[Collection entries]

....

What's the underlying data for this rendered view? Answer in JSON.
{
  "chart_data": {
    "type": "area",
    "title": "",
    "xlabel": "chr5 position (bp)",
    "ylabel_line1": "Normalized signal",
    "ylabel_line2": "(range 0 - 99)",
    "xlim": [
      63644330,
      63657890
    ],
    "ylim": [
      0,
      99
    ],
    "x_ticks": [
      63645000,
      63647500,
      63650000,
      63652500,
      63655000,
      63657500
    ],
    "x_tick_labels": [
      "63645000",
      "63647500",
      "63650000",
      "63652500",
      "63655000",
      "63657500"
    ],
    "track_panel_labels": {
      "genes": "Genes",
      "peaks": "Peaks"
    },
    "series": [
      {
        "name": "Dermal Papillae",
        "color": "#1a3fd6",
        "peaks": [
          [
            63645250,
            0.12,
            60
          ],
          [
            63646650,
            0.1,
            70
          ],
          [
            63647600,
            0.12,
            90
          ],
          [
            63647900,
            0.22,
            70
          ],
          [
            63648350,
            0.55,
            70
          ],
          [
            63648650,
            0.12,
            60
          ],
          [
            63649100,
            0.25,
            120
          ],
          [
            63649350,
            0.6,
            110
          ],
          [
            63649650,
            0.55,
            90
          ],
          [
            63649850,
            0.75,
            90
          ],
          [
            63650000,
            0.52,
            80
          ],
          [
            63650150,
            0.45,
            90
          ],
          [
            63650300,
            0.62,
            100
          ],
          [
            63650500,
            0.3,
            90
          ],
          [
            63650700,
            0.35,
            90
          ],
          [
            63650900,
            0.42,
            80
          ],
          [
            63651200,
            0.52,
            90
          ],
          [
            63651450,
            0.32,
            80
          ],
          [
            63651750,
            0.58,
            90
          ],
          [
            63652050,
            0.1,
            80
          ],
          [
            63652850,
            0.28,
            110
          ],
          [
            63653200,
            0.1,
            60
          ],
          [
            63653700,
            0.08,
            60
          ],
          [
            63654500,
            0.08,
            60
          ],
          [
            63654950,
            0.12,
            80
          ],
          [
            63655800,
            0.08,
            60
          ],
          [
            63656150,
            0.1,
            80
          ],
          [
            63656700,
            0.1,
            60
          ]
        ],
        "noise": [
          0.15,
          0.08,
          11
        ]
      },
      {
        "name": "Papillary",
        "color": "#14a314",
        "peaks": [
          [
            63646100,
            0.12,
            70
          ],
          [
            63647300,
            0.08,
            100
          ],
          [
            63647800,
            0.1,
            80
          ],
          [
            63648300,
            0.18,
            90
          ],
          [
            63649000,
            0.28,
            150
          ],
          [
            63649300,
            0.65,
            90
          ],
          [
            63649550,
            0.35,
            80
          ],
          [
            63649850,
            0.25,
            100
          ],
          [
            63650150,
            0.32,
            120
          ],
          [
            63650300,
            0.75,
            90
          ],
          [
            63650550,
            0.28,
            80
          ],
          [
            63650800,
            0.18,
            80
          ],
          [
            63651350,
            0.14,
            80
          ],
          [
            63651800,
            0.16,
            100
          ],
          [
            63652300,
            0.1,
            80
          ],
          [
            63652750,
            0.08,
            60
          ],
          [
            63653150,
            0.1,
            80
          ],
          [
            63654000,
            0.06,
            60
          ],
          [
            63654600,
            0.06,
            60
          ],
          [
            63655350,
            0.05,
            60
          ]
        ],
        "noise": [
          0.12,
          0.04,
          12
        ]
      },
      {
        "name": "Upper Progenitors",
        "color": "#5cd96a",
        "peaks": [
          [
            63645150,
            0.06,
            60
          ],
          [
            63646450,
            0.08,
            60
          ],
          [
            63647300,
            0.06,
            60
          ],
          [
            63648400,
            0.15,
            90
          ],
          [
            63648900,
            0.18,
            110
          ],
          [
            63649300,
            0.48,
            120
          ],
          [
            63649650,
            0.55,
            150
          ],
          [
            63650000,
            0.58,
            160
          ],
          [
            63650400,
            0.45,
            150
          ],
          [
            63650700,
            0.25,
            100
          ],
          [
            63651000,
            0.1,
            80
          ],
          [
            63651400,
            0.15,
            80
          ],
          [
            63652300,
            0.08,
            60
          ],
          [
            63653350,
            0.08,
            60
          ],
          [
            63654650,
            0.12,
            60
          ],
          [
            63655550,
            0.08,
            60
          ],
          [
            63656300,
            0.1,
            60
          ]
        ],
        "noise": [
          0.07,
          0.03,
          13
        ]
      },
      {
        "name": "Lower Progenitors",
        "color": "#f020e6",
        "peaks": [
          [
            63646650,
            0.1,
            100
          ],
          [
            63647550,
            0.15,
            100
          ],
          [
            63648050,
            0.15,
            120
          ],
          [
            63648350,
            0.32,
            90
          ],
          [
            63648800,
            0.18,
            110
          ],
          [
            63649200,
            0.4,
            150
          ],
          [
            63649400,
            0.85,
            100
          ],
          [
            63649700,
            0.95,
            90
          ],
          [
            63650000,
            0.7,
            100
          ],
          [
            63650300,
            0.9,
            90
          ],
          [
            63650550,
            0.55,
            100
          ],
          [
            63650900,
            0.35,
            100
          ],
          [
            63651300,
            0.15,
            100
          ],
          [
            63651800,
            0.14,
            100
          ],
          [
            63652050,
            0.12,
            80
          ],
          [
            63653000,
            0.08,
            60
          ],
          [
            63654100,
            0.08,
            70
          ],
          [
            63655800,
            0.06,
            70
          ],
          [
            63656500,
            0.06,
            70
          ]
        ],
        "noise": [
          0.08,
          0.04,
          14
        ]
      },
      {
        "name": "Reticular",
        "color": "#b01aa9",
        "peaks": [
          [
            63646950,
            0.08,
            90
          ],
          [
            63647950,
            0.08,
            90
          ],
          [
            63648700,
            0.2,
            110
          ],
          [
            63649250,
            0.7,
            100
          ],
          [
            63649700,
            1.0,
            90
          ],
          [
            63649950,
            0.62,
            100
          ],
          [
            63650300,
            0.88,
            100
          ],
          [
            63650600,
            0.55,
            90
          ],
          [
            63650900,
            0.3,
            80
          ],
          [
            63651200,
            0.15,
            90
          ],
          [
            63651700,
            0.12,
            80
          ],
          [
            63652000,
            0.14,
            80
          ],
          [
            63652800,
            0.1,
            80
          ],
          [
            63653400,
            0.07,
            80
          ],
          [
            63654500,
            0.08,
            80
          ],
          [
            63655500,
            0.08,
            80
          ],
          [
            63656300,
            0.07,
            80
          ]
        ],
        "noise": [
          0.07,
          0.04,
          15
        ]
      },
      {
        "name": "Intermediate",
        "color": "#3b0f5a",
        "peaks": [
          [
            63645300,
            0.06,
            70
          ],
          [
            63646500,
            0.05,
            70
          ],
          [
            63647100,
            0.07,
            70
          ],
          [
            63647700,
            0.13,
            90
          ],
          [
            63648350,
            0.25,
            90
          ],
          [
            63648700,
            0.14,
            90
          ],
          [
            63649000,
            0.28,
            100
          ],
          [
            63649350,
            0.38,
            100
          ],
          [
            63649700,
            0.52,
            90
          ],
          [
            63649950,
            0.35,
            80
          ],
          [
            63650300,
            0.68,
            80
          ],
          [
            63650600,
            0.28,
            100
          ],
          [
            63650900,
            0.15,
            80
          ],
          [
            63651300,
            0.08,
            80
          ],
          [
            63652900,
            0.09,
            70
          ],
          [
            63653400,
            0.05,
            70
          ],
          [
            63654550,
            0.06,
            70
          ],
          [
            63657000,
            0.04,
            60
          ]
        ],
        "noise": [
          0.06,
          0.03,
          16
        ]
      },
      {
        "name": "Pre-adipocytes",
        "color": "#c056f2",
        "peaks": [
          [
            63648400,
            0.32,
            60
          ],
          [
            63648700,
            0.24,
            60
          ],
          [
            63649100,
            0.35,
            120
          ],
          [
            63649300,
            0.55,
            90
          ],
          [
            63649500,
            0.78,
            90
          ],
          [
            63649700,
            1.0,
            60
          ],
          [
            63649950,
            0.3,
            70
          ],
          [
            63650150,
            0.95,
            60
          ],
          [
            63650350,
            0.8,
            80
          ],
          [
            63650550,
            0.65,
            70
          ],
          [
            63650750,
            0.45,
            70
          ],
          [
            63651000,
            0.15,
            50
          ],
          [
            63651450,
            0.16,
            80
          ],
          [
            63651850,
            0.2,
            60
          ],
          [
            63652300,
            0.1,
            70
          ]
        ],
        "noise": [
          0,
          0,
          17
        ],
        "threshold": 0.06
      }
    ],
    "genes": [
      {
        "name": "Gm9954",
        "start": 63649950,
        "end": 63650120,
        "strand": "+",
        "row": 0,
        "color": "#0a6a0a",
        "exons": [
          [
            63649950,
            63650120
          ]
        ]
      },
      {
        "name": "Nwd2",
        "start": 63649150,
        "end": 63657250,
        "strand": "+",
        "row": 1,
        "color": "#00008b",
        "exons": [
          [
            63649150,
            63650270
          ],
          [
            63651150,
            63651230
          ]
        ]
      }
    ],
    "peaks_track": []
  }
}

....

_Problem details_
Check the lines above and copy each one that includes "name".

_Result for this task_
        "name": "Dermal Papillae",
        "name": "Papillary",
        "name": "Upper Progenitors",
        "name": "Lower Progenitors",
        "name": "Reticular",
        "name": "Intermediate",
        "name": "Pre-adipocytes",
        "name": "Gm9954",
        "name": "Nwd2",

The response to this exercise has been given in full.